Records from a data collection:
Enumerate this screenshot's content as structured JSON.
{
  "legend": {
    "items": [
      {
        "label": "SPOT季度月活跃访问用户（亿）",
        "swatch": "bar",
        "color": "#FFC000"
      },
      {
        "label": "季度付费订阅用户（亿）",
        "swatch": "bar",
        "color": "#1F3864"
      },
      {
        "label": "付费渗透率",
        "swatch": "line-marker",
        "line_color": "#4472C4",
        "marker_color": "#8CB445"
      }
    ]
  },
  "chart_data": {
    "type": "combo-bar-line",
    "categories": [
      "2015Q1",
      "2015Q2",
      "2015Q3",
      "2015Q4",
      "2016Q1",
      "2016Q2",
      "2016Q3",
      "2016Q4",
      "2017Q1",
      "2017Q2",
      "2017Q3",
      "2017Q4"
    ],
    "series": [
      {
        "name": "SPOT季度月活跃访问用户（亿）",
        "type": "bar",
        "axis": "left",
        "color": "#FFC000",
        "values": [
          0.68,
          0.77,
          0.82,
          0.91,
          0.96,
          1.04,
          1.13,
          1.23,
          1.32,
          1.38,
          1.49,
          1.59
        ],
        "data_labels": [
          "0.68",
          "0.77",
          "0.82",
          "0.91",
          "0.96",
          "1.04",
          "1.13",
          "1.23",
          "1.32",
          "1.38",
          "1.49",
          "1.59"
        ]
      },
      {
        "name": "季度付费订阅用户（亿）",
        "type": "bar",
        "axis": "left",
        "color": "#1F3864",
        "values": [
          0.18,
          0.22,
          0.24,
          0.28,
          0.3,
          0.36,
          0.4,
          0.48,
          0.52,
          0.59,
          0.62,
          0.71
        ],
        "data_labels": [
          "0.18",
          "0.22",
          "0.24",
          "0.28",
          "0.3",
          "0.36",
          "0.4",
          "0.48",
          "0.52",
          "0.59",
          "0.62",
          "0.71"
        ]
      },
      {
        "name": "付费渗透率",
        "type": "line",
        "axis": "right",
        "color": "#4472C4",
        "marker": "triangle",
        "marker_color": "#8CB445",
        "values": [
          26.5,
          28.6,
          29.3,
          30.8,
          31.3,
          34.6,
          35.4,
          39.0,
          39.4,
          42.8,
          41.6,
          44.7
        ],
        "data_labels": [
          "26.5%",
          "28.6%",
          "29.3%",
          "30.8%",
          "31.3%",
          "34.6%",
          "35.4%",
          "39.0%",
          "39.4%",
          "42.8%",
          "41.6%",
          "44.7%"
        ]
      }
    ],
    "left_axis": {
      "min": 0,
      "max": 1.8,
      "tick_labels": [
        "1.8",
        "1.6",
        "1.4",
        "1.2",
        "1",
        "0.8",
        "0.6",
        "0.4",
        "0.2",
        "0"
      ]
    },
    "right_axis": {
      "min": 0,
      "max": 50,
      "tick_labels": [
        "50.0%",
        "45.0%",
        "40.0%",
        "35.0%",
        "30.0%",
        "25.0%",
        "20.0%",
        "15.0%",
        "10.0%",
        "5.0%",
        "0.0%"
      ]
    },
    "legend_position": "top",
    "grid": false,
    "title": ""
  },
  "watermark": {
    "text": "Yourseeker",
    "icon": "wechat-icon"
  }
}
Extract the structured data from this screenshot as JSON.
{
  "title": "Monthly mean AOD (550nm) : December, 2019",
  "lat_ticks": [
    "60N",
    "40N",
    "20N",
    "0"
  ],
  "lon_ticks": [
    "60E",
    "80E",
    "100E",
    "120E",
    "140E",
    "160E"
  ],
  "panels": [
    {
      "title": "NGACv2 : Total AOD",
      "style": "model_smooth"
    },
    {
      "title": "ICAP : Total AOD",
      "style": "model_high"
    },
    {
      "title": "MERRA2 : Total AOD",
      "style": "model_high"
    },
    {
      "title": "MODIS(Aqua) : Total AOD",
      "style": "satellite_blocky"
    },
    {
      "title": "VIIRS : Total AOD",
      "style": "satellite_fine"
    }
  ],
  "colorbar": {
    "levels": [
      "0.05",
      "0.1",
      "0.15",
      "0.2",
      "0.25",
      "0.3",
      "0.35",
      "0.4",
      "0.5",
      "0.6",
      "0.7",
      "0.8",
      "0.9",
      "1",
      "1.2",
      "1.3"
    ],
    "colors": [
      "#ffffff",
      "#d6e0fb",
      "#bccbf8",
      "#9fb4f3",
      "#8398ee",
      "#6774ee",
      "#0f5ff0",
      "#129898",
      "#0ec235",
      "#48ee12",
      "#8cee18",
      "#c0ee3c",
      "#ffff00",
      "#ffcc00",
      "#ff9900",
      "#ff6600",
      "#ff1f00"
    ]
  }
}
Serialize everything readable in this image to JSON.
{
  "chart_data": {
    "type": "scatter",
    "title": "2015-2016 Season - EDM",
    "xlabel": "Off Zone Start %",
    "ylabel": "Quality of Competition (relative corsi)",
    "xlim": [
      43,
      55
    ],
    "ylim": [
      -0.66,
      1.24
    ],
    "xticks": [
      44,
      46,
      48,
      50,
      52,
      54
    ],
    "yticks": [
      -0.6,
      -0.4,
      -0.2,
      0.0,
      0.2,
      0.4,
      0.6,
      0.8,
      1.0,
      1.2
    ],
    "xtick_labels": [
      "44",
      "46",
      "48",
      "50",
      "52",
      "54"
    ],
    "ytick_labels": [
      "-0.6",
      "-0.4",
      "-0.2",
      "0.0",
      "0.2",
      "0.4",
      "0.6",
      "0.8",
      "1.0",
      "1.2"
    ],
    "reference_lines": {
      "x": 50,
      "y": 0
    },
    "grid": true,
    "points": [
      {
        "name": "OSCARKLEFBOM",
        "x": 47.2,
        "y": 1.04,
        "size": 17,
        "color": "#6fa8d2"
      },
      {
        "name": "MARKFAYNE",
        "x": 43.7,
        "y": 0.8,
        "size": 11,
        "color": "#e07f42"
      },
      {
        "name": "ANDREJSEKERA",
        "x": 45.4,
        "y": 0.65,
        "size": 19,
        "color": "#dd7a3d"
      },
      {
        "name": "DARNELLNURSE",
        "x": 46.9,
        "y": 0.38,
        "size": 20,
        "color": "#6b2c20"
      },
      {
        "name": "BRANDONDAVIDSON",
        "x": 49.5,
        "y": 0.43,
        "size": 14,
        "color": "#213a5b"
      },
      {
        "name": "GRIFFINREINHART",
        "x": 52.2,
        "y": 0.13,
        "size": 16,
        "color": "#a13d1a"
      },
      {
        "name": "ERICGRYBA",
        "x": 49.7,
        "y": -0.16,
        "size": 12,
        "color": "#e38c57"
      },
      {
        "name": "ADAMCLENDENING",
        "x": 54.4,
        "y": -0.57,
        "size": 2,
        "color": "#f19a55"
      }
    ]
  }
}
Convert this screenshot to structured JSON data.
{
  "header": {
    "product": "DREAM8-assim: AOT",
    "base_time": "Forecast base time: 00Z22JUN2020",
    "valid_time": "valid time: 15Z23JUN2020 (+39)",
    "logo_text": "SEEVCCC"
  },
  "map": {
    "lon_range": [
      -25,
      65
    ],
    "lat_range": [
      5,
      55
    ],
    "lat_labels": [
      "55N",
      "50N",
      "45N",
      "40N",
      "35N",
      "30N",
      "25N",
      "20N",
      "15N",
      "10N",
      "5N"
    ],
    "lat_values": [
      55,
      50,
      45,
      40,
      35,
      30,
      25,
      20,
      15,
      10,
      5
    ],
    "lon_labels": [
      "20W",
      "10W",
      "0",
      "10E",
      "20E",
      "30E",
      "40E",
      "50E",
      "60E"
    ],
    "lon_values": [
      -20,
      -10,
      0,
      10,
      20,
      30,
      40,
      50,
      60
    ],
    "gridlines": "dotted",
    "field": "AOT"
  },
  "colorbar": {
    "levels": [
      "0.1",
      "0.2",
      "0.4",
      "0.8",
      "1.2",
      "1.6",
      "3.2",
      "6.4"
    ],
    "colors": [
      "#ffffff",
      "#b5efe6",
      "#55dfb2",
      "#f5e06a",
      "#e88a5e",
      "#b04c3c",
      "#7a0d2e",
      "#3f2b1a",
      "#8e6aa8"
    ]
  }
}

# Written request
Gather all lines with the string "title" from the data.

# Exercise solution
    "title": ""
  "title": "Monthly mean AOD (550nm) : December, 2019",
      "title": "NGACv2 : Total AOD",
      "title": "ICAP : Total AOD",
      "title": "MERRA2 : Total AOD",
      "title": "MODIS(Aqua) : Total AOD",
      "title": "VIIRS : Total AOD",
    "title": "2015-2016 Season - EDM",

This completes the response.